■ Exercise ■
Whenever a line below holds the word "view", copy that line.

■ Given records ■
....

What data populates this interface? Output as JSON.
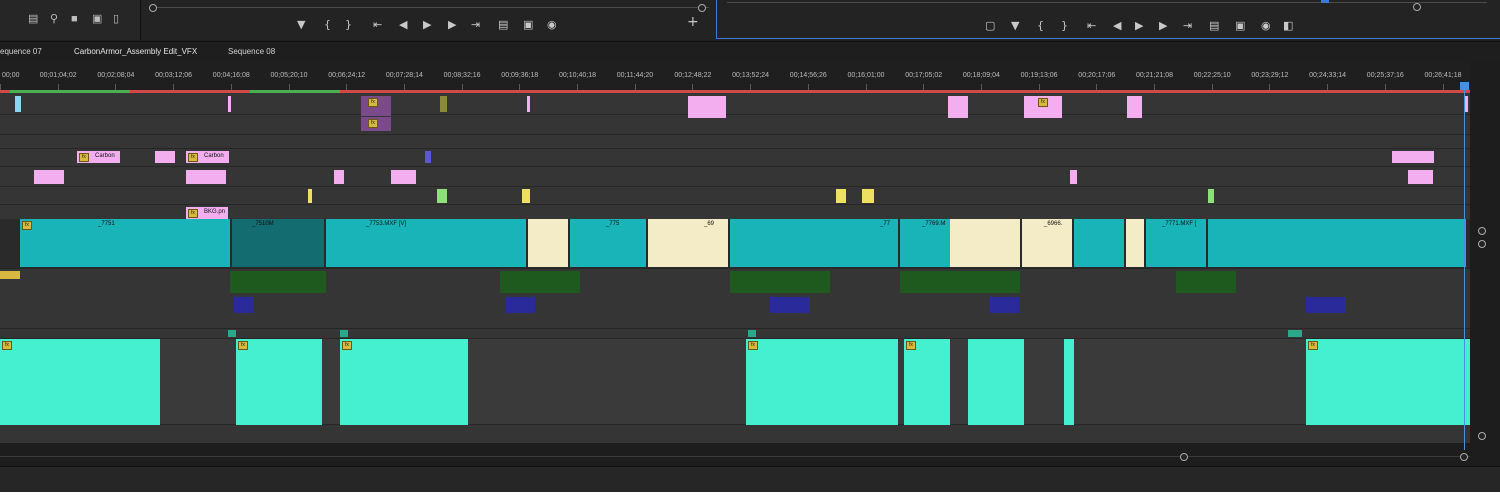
{
  "project_toolbar": {
    "icons": [
      "list-view-icon",
      "search-icon",
      "new-bin-icon",
      "new-item-icon",
      "trash-icon"
    ]
  },
  "source_monitor": {
    "icons": [
      "add-marker-icon",
      "mark-in-icon",
      "mark-out-icon",
      "go-to-in-icon",
      "step-back-icon",
      "play-icon",
      "step-forward-icon",
      "go-to-out-icon",
      "insert-icon",
      "overwrite-icon",
      "export-frame-icon",
      "button-editor-icon"
    ]
  },
  "program_monitor": {
    "icons": [
      "safe-margins-icon",
      "add-marker-icon",
      "mark-in-icon",
      "mark-out-icon",
      "go-to-in-icon",
      "step-back-icon",
      "play-icon",
      "step-forward-icon",
      "go-to-out-icon",
      "lift-icon",
      "extract-icon",
      "export-frame-icon",
      "compare-view-icon"
    ]
  },
  "sequence_tabs": [
    "equence 07",
    "CarbonArmor_Assembly Edit_VFX",
    "Sequence 08"
  ],
  "ruler": {
    "timecodes": [
      "00;00",
      "00;01;04;02",
      "00;02;08;04",
      "00;03;12;06",
      "00;04;16;08",
      "00;05;20;10",
      "00;06;24;12",
      "00;07;28;14",
      "00;08;32;16",
      "00;09;36;18",
      "00;10;40;18",
      "00;11;44;20",
      "00;12;48;22",
      "00;13;52;24",
      "00;14;56;26",
      "00;16;01;00",
      "00;17;05;02",
      "00;18;09;04",
      "00;19;13;06",
      "00;20;17;06",
      "00;21;21;08",
      "00;22;25;10",
      "00;23;29;12",
      "00;24;33;14",
      "00;25;37;16",
      "00;26;41;18"
    ]
  },
  "clip_labels": {
    "carbon_1": "Carbon",
    "carbon_2": "Carbon",
    "bkg": "BKG.pn",
    "v1_a": "_7751",
    "v1_b": "_7751.MXF",
    "v1_c": "_7510M",
    "v1_d": "_7753.MXF [V]",
    "v1_e": "_775",
    "v1_f": "_69",
    "v1_g": "_77",
    "v1_h": "_7769.M",
    "v1_i": "_6966.",
    "v1_j": "_7771.MXF ["
  },
  "colors": {
    "pink": "#f3aef0",
    "lightblue": "#8fd3f0",
    "purple": "#7a4a8a",
    "olive": "#8a8a3a",
    "yellow": "#f0e060",
    "lightgreen": "#8ee07a",
    "blue": "#5a58d8",
    "green": "#4aa040",
    "teal": "#18b4b8",
    "cream": "#f4ecc6",
    "audio_cyan": "#44f0d0",
    "darkgreen": "#1e5a1e",
    "darkblue": "#2a2a9a",
    "accent_blue": "#3b7bd8"
  }
}
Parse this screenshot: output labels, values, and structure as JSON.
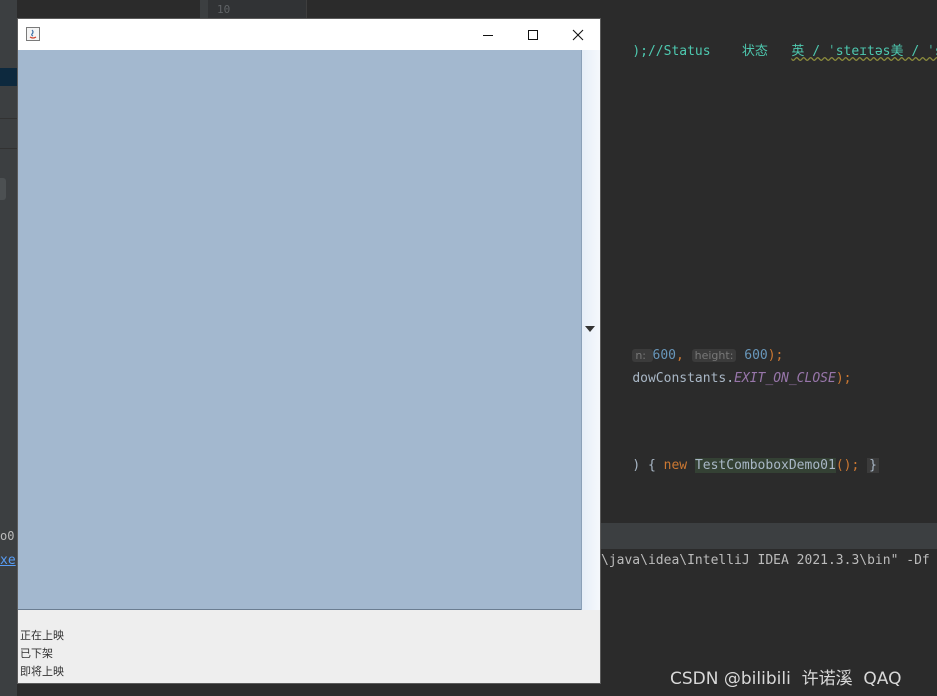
{
  "ide": {
    "line_number": "10",
    "code_status": ");//Status",
    "code_status_zh": "状态",
    "code_phonetic": "英 / ˈsteɪtəs美 / ˈst",
    "code_set_size_prefix": "n: ",
    "code_set_size_width": "600",
    "code_set_size_hint": "height:",
    "code_set_size_height": "600",
    "code_set_size_suffix": ");",
    "code_default_close": "dowConstants.",
    "code_exit_const": "EXIT_ON_CLOSE",
    "code_default_close_suffix": ");",
    "code_main_prefix": ") { ",
    "code_new_kw": "new",
    "code_new_class": "TestComboboxDemo01",
    "code_main_suffix": "();",
    "code_close_brace": "}",
    "left_tab_label": "o0",
    "left_exe_label": "xe",
    "terminal_path": "\\java\\idea\\IntelliJ IDEA 2021.3.3\\bin\" -Df"
  },
  "window": {
    "combo_items": [
      "正在上映",
      "已下架",
      "即将上映"
    ]
  },
  "watermark": "CSDN @bilibili  许诺溪  QAQ",
  "colors": {
    "ide_bg": "#2b2b2b",
    "popup_bg": "#a3b8cf",
    "window_bg": "#eeeeee"
  }
}
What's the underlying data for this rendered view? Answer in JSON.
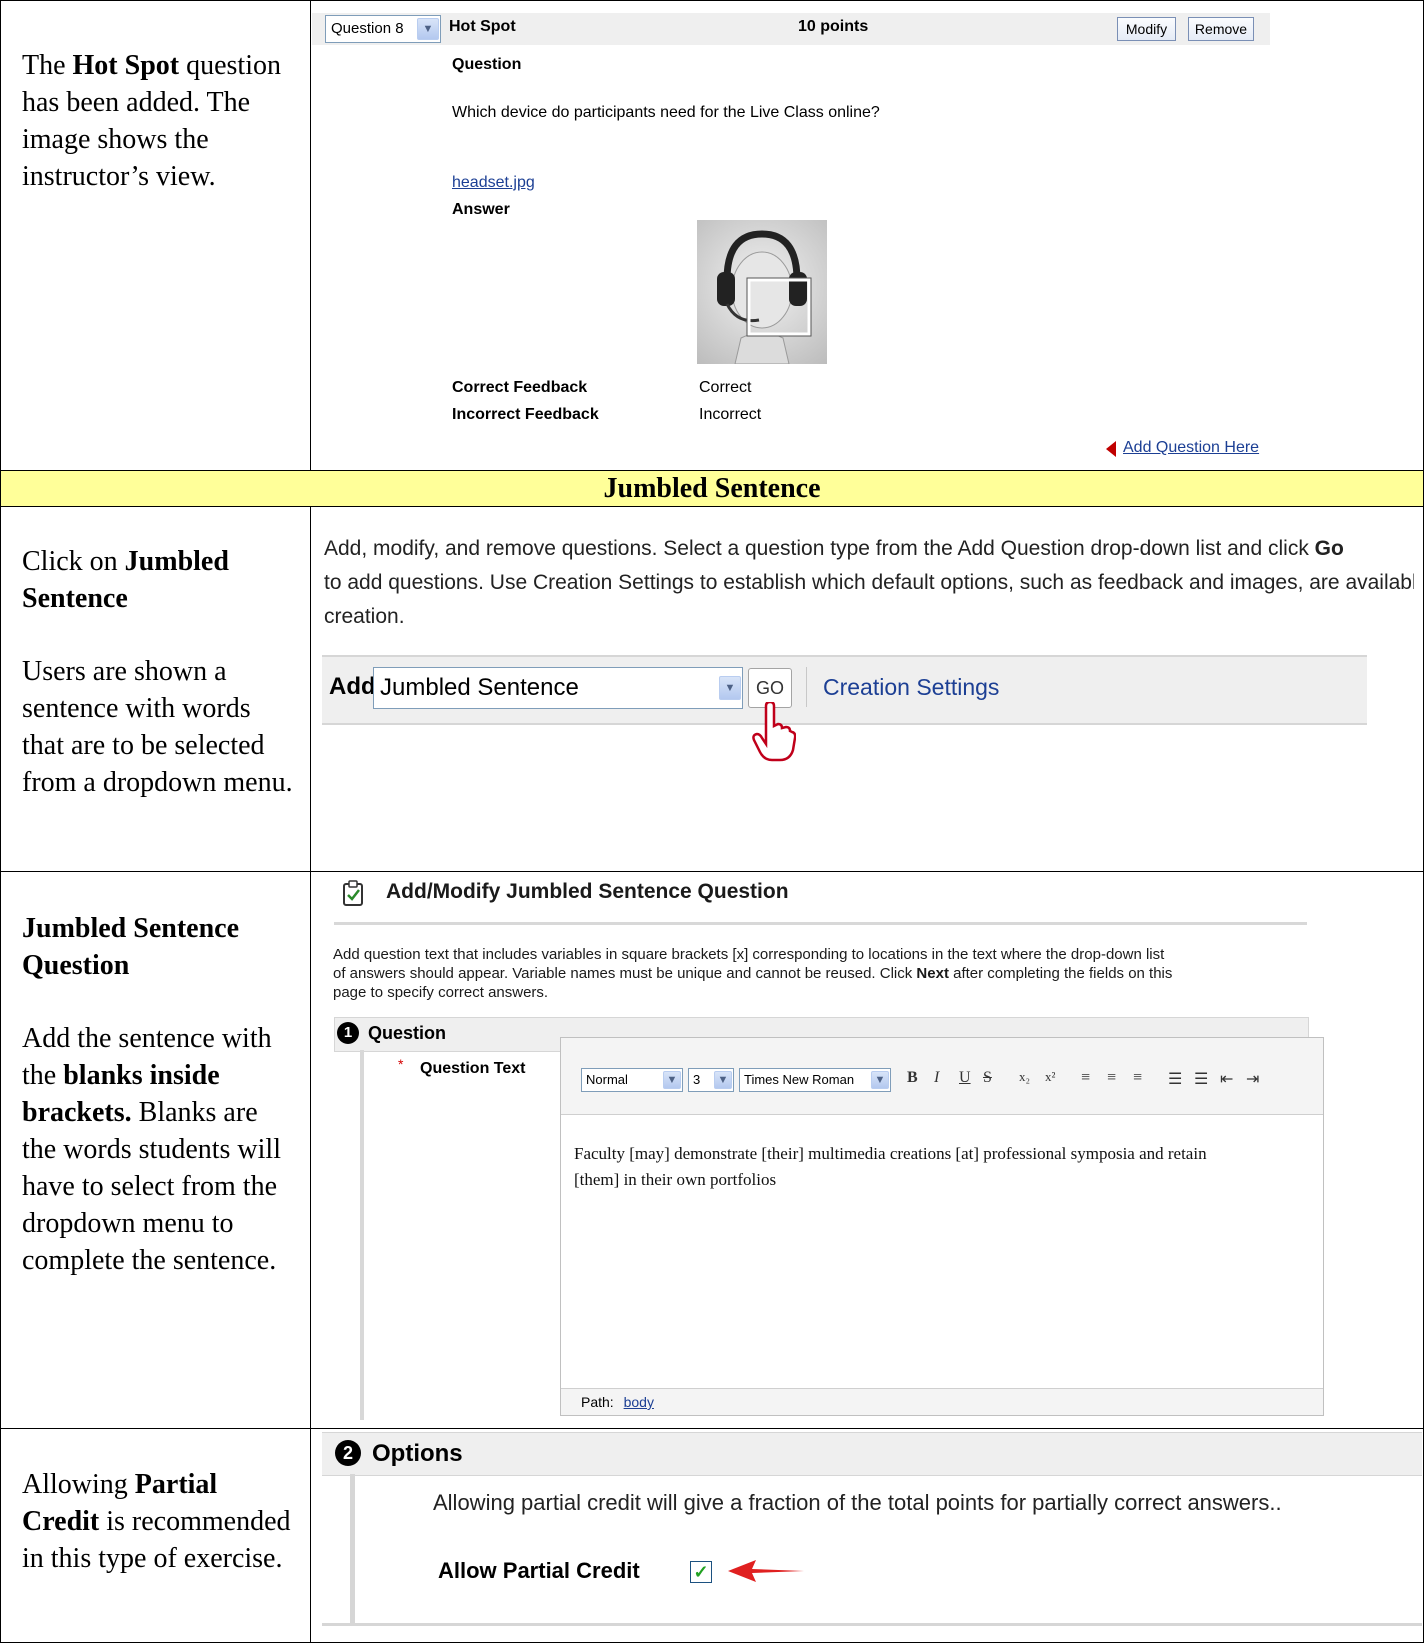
{
  "hotspot_step": {
    "text_parts": [
      "The ",
      "Hot Spot",
      " question has been added. The image shows the instructor’s view."
    ],
    "question_select": "Question 8",
    "question_type": "Hot Spot",
    "points": "10 points",
    "modify_label": "Modify",
    "remove_label": "Remove",
    "question_heading": "Question",
    "question_text": "Which device do participants need for the Live Class online?",
    "image_link": "headset.jpg",
    "answer_heading": "Answer",
    "correct_feedback_label": "Correct Feedback",
    "correct_feedback_value": "Correct",
    "incorrect_feedback_label": "Incorrect Feedback",
    "incorrect_feedback_value": "Incorrect",
    "add_question_here": "Add Question Here"
  },
  "banner": "Jumbled Sentence",
  "click_step": {
    "title_prefix": "Click on ",
    "title_bold": "Jumbled Sentence",
    "body": "Users are shown a sentence with words that are to be selected from a dropdown menu.",
    "instruction_1": "Add, modify, and remove questions. Select a question type from the Add Question drop-down list and click ",
    "instruction_go": "Go",
    "instruction_2": " to add questions. Use Creation Settings to establish which default options, such as feedback and images, are available for questi",
    "instruction_3": "creation.",
    "add_label": "Add",
    "add_select": "Jumbled Sentence",
    "go_label": "GO",
    "creation_settings": "Creation Settings"
  },
  "question_step": {
    "title": "Jumbled Sentence Question",
    "body_1": "Add the sentence with the ",
    "body_bold": "blanks inside brackets.",
    "body_2": " Blanks are the words students will have to select from the dropdown menu to complete the sentence.",
    "form_title": "Add/Modify Jumbled Sentence Question",
    "help_1": "Add question text that includes variables in square brackets [x] corresponding to locations in the text where the drop-down list",
    "help_2a": "of answers should appear. Variable names must be unique and cannot be reused. Click ",
    "help_next": "Next",
    "help_2b": " after completing the fields on this",
    "help_3": "page to specify correct answers.",
    "section_number": "1",
    "section_title": "Question",
    "required_mark": "*",
    "field_label": "Question Text",
    "format_select": "Normal",
    "size_select": "3",
    "font_select": "Times New Roman",
    "editor_line_1": "Faculty [may] demonstrate [their] multimedia creations [at] professional symposia and retain",
    "editor_line_2": "[them] in their own portfolios",
    "path_label": "Path:",
    "path_value": "body"
  },
  "options_step": {
    "body_1": "Allowing ",
    "body_bold": "Partial Credit",
    "body_2": " is recommended in this type of exercise.",
    "section_number": "2",
    "section_title": "Options",
    "description": "Allowing partial credit will give a fraction of the total points for partially correct answers..",
    "checkbox_label": "Allow Partial Credit",
    "checked": true
  },
  "colors": {
    "banner": "#ffff99",
    "link": "#1c3f94",
    "arrow": "#e02020"
  }
}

....

■ Output ■
      "list-view-icon",
      "compare-view-icon"
What's the underlying data for this rendered view? Answer in JSON.
      " question has been added. The image shows the instructor’s view."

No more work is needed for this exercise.